## begin Text provided
He cited his cancellation policy, stating they opened their high-season bookings in September, which is when most customers would have made their December holiday plans.
“For this reason, the administrative process is simplified as we do not anticipate having to deal with last-minute cancellations, refunds or date changes. However, we are willing to reimburse customers at 50%, or R500, provided notification is received in writing before October 31 - thereafter not at all. For this reason, please do not consider even making your booking if there is any uncertainty as to your exact holiday dates.”
I contacted the owner about the issue, pointing out that the CPA makes blanket no-refunds policies illegal, and he seemed to have a change of heart.
“(I) appreciate your informed and constructive opinion on our cancellation terms. Having (done some research) on this subject plus what two of my competitors’ policies are, mine would seem to be the least onerous - but nonetheless unlawful.
“Given the emphasis this industry places on repeat business by way of ‘word of mouth’ referrals, it’s certainly not in the interests of any kennel to refuse to refund deposit payments, although I intend to settle here on the basis of retaining a reasonable cancellation and administrative fee in light of what you have mentioned.”
## end Text provided
## begin Provided information
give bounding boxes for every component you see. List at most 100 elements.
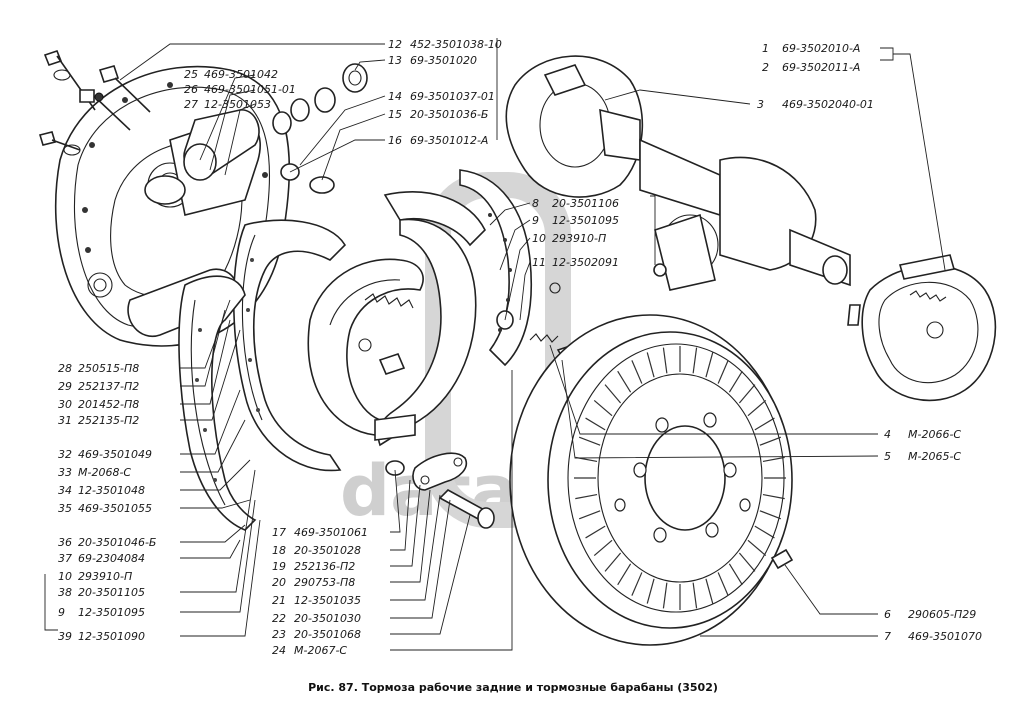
label-number: 21 bbox=[272, 594, 286, 607]
axle-assembly bbox=[505, 55, 851, 291]
drum-rib bbox=[754, 525, 775, 539]
figure-caption: Рис. 87. Тормоза рабочие задние и тормоз… bbox=[308, 681, 718, 694]
label-number: 22 bbox=[272, 612, 286, 625]
label-number: 10 bbox=[58, 570, 72, 583]
label-number: 34 bbox=[58, 484, 72, 497]
return-spring-assembly bbox=[307, 258, 424, 436]
label-number: 19 bbox=[272, 560, 286, 573]
assembled-brake bbox=[847, 254, 997, 402]
drum-rib bbox=[717, 572, 729, 596]
label-number: 15 bbox=[388, 108, 402, 121]
label-part: 201452-П8 bbox=[78, 398, 139, 411]
label-part: 469-3501061 bbox=[294, 526, 368, 539]
drum-rib bbox=[631, 360, 643, 384]
label-number: 29 bbox=[58, 380, 72, 393]
label-part: 252135-П2 bbox=[78, 414, 139, 427]
labels-left: 28 250515-П8 29 252137-П2 30 201452-П8 3… bbox=[58, 362, 156, 643]
label-part: 12-3501048 bbox=[78, 484, 145, 497]
drum-rib bbox=[747, 399, 767, 417]
bolts-and-washers bbox=[38, 50, 151, 156]
brake-shoe-with-lining bbox=[377, 169, 561, 447]
label-part: 20-3501030 bbox=[294, 612, 361, 625]
drum-rib bbox=[759, 436, 782, 446]
label-number: 31 bbox=[58, 414, 72, 427]
label-number: 11 bbox=[532, 256, 546, 269]
label-number: 12 bbox=[388, 38, 402, 51]
labels-top: 12 452-3501038-10 13 69-3501020 14 69-35… bbox=[388, 38, 502, 147]
label-part: 12-3502091 bbox=[552, 256, 619, 269]
label-part: 290605-П29 bbox=[908, 608, 976, 621]
label-part: 69-3501020 bbox=[410, 54, 477, 67]
labels-mid: 8 20-3501106 9 12-3501095 10 293910-П 11… bbox=[532, 197, 619, 269]
label-part: 20-3501036-Б bbox=[410, 108, 488, 121]
label-number: 18 bbox=[272, 544, 286, 557]
drum-rib bbox=[728, 563, 743, 586]
drum-rib bbox=[575, 493, 598, 500]
label-part: 20-3501106 bbox=[552, 197, 619, 210]
drum-rib bbox=[646, 578, 655, 604]
label-part: 20-3501105 bbox=[78, 586, 145, 599]
label-number: 26 bbox=[184, 83, 198, 96]
label-number: 8 bbox=[532, 197, 539, 210]
label-number: 28 bbox=[58, 362, 72, 375]
drum-rib bbox=[692, 347, 698, 374]
label-number: 9 bbox=[532, 214, 539, 227]
drum-rib bbox=[604, 384, 622, 404]
label-part: 12-3501095 bbox=[78, 606, 145, 619]
label-part: 20-3501046-Б bbox=[78, 536, 156, 549]
label-number: 30 bbox=[58, 398, 72, 411]
label-part: 20-3501028 bbox=[294, 544, 361, 557]
drum-rib bbox=[705, 578, 714, 604]
drum-rib bbox=[762, 456, 785, 463]
label-part: М-2067-С bbox=[294, 644, 347, 657]
drum-rib bbox=[762, 493, 785, 500]
label-part: 69-2304084 bbox=[78, 552, 145, 565]
label-number: 32 bbox=[58, 448, 72, 461]
label-part: 69-3502010-А bbox=[782, 42, 860, 55]
label-part: 469-3501042 bbox=[204, 68, 278, 81]
label-number: 13 bbox=[388, 54, 402, 67]
label-part: 252136-П2 bbox=[294, 560, 355, 573]
label-number: 20 bbox=[272, 576, 286, 589]
label-part: 250515-П8 bbox=[78, 362, 139, 375]
label-part: 469-3501051-01 bbox=[204, 83, 296, 96]
label-number: 37 bbox=[58, 552, 72, 565]
drum-rib bbox=[585, 417, 606, 431]
drum-rib bbox=[747, 539, 767, 557]
label-number: 24 bbox=[272, 644, 286, 657]
drum-rib bbox=[578, 436, 601, 446]
drum-rib bbox=[738, 384, 756, 404]
label-part: 469-3501055 bbox=[78, 502, 152, 515]
label-number: 5 bbox=[884, 450, 891, 463]
label-number: 33 bbox=[58, 466, 72, 479]
label-number: 7 bbox=[884, 630, 891, 643]
label-number: 35 bbox=[58, 502, 72, 515]
label-part: М-2066-С bbox=[908, 428, 961, 441]
label-part: 469-3501070 bbox=[908, 630, 982, 643]
drum-rib bbox=[738, 552, 756, 572]
label-part: 452-3501038-10 bbox=[410, 38, 502, 51]
label-number: 23 bbox=[272, 628, 286, 641]
label-number: 3 bbox=[757, 98, 764, 111]
drum-rib bbox=[578, 510, 601, 520]
label-number: 4 bbox=[884, 428, 891, 441]
drum-rib bbox=[617, 370, 632, 393]
label-part: 469-3501049 bbox=[78, 448, 152, 461]
drum-rib bbox=[604, 552, 622, 572]
drum-rib bbox=[646, 352, 655, 378]
label-number: 1 bbox=[762, 42, 769, 55]
label-part: 12-3501053 bbox=[204, 98, 271, 111]
drum-rib bbox=[692, 582, 698, 609]
label-number: 9 bbox=[58, 606, 65, 619]
drum-rib bbox=[631, 572, 643, 596]
label-part: 290753-П8 bbox=[294, 576, 355, 589]
leader-lines bbox=[44, 38, 946, 651]
label-part: 69-3501012-А bbox=[410, 134, 488, 147]
label-number: 36 bbox=[58, 536, 72, 549]
drum-rib bbox=[754, 417, 775, 431]
label-part: 12-3501095 bbox=[552, 214, 619, 227]
label-number: 6 bbox=[884, 608, 891, 621]
label-number: 17 bbox=[272, 526, 286, 539]
drum-rib bbox=[728, 370, 743, 393]
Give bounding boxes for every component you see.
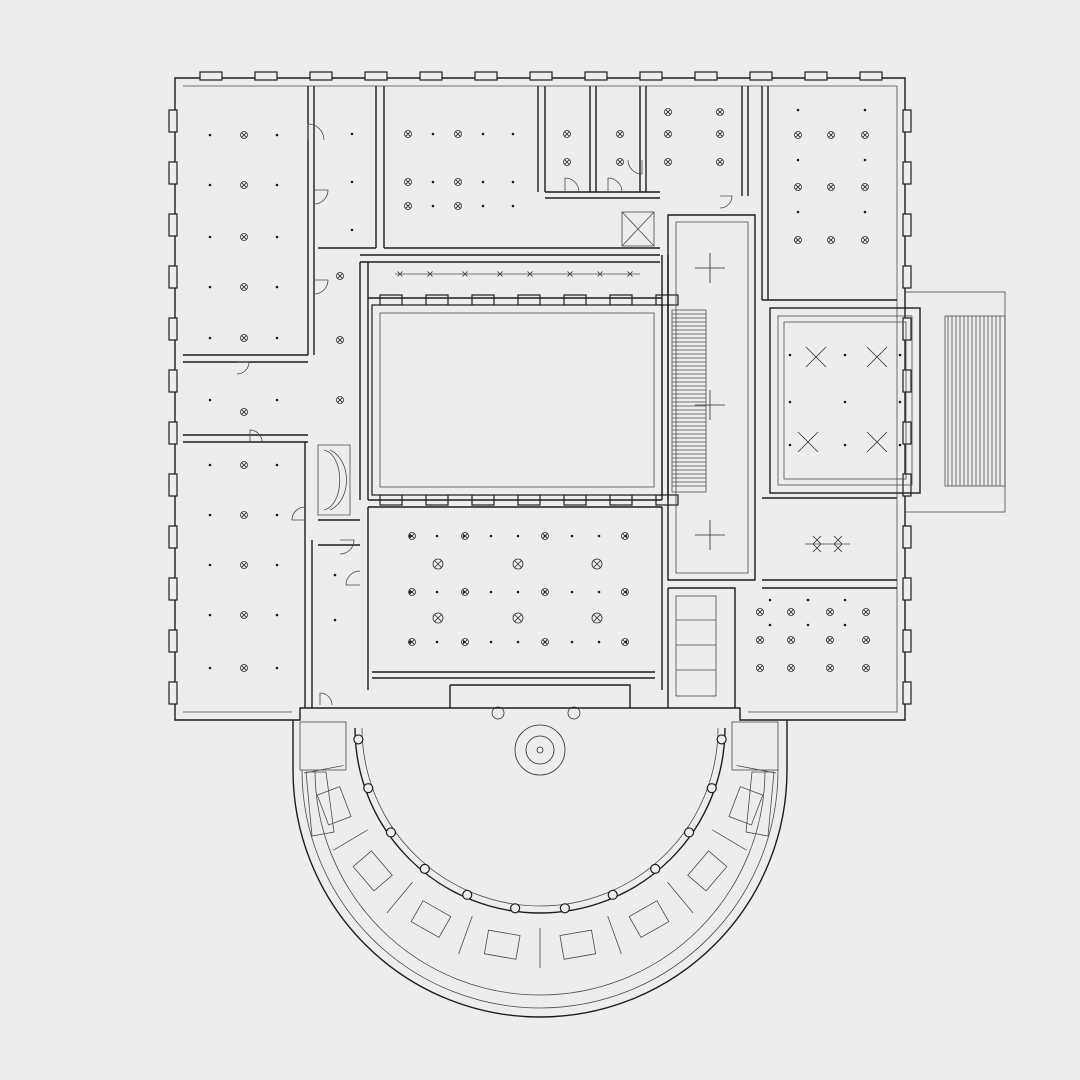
square-hall [769,307,921,494]
spiral-stair [317,444,351,516]
rotunda [292,706,788,1018]
ceiling-fixtures [208,108,902,672]
courtyard [371,304,663,496]
east-entrance-steps [904,291,1006,513]
door-swings [236,123,733,706]
service-core [621,211,717,697]
chandelier [514,724,566,776]
central-stair [671,309,707,493]
interior-walls [183,86,897,708]
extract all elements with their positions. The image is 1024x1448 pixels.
## end Provided information
## Complete the following
• 1. Which things does the owner of the kennel say the simplified administrative process spares them from handling, according to the cancellation policy text? List every one.
• 2. Reproduce word for word the portion of the cancellation policy text that begins at the words "I contacted the" and stops after the words "but nonetheless unlawful.".

## Solution list
• 1.
- Last-minute cancellations
- Refunds
- Date changes

• 2.
I contacted the owner about the issue, pointing out that the CPA makes blanket no-refunds policies illegal, and he seemed to have a change of heart.
“(I) appreciate your informed and constructive opinion on our cancellation terms. Having (done some research) on this subject plus what two of my competitors’ policies are, mine would seem to be the least onerous - but nonetheless unlawful.